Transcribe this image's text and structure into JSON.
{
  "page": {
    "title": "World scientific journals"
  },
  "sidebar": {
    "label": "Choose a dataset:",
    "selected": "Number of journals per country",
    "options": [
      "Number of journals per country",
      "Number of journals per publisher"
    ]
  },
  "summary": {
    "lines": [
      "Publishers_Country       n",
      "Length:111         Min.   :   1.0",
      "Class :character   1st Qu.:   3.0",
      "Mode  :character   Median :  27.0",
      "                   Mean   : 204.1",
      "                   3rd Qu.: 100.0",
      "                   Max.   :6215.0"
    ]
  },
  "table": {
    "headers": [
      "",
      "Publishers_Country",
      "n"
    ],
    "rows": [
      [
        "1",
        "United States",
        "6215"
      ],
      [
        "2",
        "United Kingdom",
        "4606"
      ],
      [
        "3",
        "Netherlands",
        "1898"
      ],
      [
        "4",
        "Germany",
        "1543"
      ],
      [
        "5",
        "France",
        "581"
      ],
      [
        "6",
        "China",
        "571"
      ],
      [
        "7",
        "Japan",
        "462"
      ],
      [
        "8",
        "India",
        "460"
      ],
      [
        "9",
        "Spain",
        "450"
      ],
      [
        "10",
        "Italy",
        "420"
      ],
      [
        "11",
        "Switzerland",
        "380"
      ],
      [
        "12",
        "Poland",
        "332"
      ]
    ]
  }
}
▬▬▬▬▬▬▬▬▬▬
Write the listing out again, exactly as it reads.

### Final answer
Transcribe this image's text and structure into JSON.
{
  "page": {
    "title": "World scientific journals"
  },
  "sidebar": {
    "label": "Choose a dataset:",
    "selected": "Number of journals per country",
    "options": [
      "Number of journals per country",
      "Number of journals per publisher"
    ]
  },
  "summary": {
    "lines": [
      "Publishers_Country       n",
      "Length:111         Min.   :   1.0",
      "Class :character   1st Qu.:   3.0",
      "Mode  :character   Median :  27.0",
      "                   Mean   : 204.1",
      "                   3rd Qu.: 100.0",
      "                   Max.   :6215.0"
    ]
  },
  "table": {
    "headers": [
      "",
      "Publishers_Country",
      "n"
    ],
    "rows": [
      [
        "1",
        "United States",
        "6215"
      ],
      [
        "2",
        "United Kingdom",
        "4606"
      ],
      [
        "3",
        "Netherlands",
        "1898"
      ],
      [
        "4",
        "Germany",
        "1543"
      ],
      [
        "5",
        "France",
        "581"
      ],
      [
        "6",
        "China",
        "571"
      ],
      [
        "7",
        "Japan",
        "462"
      ],
      [
        "8",
        "India",
        "460"
      ],
      [
        "9",
        "Spain",
        "450"
      ],
      [
        "10",
        "Italy",
        "420"
      ],
      [
        "11",
        "Switzerland",
        "380"
      ],
      [
        "12",
        "Poland",
        "332"
      ]
    ]
  }
}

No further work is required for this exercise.